* _DATA SECTION_:
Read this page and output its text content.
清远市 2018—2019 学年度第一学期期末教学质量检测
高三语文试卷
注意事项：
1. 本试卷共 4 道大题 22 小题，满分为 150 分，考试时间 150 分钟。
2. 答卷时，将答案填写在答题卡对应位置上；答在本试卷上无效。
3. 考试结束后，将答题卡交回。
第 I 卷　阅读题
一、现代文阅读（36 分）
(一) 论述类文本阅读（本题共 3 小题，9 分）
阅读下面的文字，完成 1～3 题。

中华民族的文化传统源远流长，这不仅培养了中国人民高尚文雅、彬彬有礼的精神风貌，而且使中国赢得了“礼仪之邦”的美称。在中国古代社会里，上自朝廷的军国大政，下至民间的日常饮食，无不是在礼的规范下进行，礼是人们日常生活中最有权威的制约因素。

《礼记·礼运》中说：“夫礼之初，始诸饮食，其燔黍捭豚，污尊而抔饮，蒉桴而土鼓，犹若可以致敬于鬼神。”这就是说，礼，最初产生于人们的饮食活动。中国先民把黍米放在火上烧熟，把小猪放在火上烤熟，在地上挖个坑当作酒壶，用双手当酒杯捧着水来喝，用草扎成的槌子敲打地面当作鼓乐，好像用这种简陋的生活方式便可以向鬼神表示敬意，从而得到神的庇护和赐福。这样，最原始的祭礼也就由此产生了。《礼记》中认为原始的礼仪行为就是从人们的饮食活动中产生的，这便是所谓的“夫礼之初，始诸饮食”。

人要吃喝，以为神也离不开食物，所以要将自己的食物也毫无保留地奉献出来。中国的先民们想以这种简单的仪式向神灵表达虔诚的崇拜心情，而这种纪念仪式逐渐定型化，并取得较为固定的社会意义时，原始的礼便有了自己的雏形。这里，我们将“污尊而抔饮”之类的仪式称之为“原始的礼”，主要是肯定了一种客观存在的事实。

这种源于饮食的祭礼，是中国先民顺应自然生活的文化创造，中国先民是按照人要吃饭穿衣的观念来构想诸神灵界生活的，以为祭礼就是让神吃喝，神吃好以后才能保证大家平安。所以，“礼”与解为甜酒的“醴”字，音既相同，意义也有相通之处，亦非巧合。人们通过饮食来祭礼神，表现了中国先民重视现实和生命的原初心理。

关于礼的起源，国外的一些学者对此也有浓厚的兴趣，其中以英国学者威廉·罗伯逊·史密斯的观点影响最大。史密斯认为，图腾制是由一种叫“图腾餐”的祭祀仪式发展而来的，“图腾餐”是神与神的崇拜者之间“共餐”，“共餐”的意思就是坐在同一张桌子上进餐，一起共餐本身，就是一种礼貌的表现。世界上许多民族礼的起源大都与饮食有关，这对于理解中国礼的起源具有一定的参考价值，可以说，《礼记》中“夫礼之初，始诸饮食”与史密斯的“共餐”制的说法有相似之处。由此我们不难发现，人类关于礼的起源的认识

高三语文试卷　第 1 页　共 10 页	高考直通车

* _WHAT THE TASK ASKS_:
Every entry above needs to be quoted exactly.

* _SOLUTION BELOW_:
Read this page and output its text content.
清远市 2018—2019 学年度第一学期期末教学质量检测
高三语文试卷
注意事项：
1. 本试卷共 4 道大题 22 小题，满分为 150 分，考试时间 150 分钟。
2. 答卷时，将答案填写在答题卡对应位置上；答在本试卷上无效。
3. 考试结束后，将答题卡交回。
第 I 卷　阅读题
一、现代文阅读（36 分）
(一) 论述类文本阅读（本题共 3 小题，9 分）
阅读下面的文字，完成 1～3 题。

中华民族的文化传统源远流长，这不仅培养了中国人民高尚文雅、彬彬有礼的精神风貌，而且使中国赢得了“礼仪之邦”的美称。在中国古代社会里，上自朝廷的军国大政，下至民间的日常饮食，无不是在礼的规范下进行，礼是人们日常生活中最有权威的制约因素。

《礼记·礼运》中说：“夫礼之初，始诸饮食，其燔黍捭豚，污尊而抔饮，蒉桴而土鼓，犹若可以致敬于鬼神。”这就是说，礼，最初产生于人们的饮食活动。中国先民把黍米放在火上烧熟，把小猪放在火上烤熟，在地上挖个坑当作酒壶，用双手当酒杯捧着水来喝，用草扎成的槌子敲打地面当作鼓乐，好像用这种简陋的生活方式便可以向鬼神表示敬意，从而得到神的庇护和赐福。这样，最原始的祭礼也就由此产生了。《礼记》中认为原始的礼仪行为就是从人们的饮食活动中产生的，这便是所谓的“夫礼之初，始诸饮食”。

人要吃喝，以为神也离不开食物，所以要将自己的食物也毫无保留地奉献出来。中国的先民们想以这种简单的仪式向神灵表达虔诚的崇拜心情，而这种纪念仪式逐渐定型化，并取得较为固定的社会意义时，原始的礼便有了自己的雏形。这里，我们将“污尊而抔饮”之类的仪式称之为“原始的礼”，主要是肯定了一种客观存在的事实。

这种源于饮食的祭礼，是中国先民顺应自然生活的文化创造，中国先民是按照人要吃饭穿衣的观念来构想诸神灵界生活的，以为祭礼就是让神吃喝，神吃好以后才能保证大家平安。所以，“礼”与解为甜酒的“醴”字，音既相同，意义也有相通之处，亦非巧合。人们通过饮食来祭礼神，表现了中国先民重视现实和生命的原初心理。

关于礼的起源，国外的一些学者对此也有浓厚的兴趣，其中以英国学者威廉·罗伯逊·史密斯的观点影响最大。史密斯认为，图腾制是由一种叫“图腾餐”的祭祀仪式发展而来的，“图腾餐”是神与神的崇拜者之间“共餐”，“共餐”的意思就是坐在同一张桌子上进餐，一起共餐本身，就是一种礼貌的表现。世界上许多民族礼的起源大都与饮食有关，这对于理解中国礼的起源具有一定的参考价值，可以说，《礼记》中“夫礼之初，始诸饮食”与史密斯的“共餐”制的说法有相似之处。由此我们不难发现，人类关于礼的起源的认识

高三语文试卷　第 1 页　共 10 页	高考直通车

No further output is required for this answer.